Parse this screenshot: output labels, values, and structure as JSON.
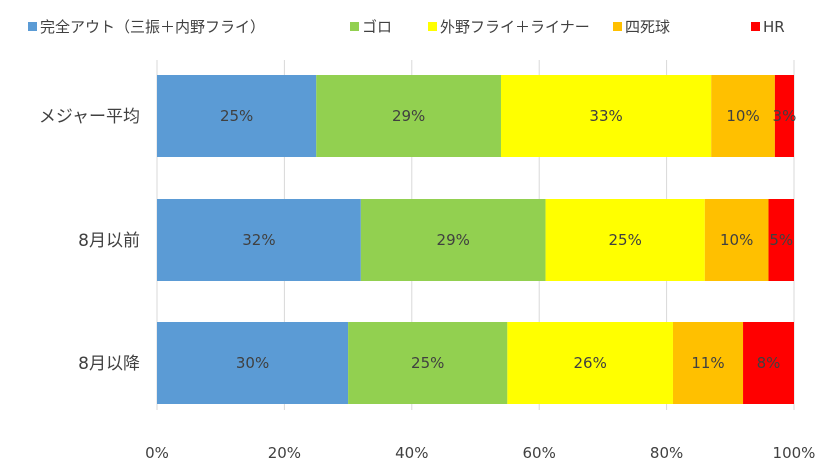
{
  "chart_data": {
    "type": "bar",
    "orientation": "horizontal",
    "stacked": true,
    "percent_stacked": true,
    "legend_position": "top",
    "grid": "vertical",
    "categories": [
      "メジャー平均",
      "8月以前",
      "8月以降"
    ],
    "series": [
      {
        "name": "完全アウト（三振＋内野フライ）",
        "color": "#5B9BD5",
        "values": [
          25,
          32,
          30
        ],
        "labels": [
          "25%",
          "32%",
          "30%"
        ]
      },
      {
        "name": "ゴロ",
        "color": "#92D050",
        "values": [
          29,
          29,
          25
        ],
        "labels": [
          "29%",
          "29%",
          "25%"
        ]
      },
      {
        "name": "外野フライ＋ライナー",
        "color": "#FFFF00",
        "values": [
          33,
          25,
          26
        ],
        "labels": [
          "33%",
          "25%",
          "26%"
        ]
      },
      {
        "name": "四死球",
        "color": "#FFC000",
        "values": [
          10,
          10,
          11
        ],
        "labels": [
          "10%",
          "10%",
          "11%"
        ]
      },
      {
        "name": "HR",
        "color": "#FF0000",
        "values": [
          3,
          5,
          8
        ],
        "labels": [
          "3%",
          "5%",
          "8%"
        ]
      }
    ],
    "xlim": [
      0,
      100
    ],
    "x_ticks": [
      0,
      20,
      40,
      60,
      80,
      100
    ],
    "x_tick_labels": [
      "0%",
      "20%",
      "40%",
      "60%",
      "80%",
      "100%"
    ],
    "gridline_color": "#D9D9D9"
  }
}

· · · · · · ·

▸ PROBLEM REQUIREMENTS: Output a single number: how many lines contain the word "name".

▸ EXERCISE RESPONSE: 5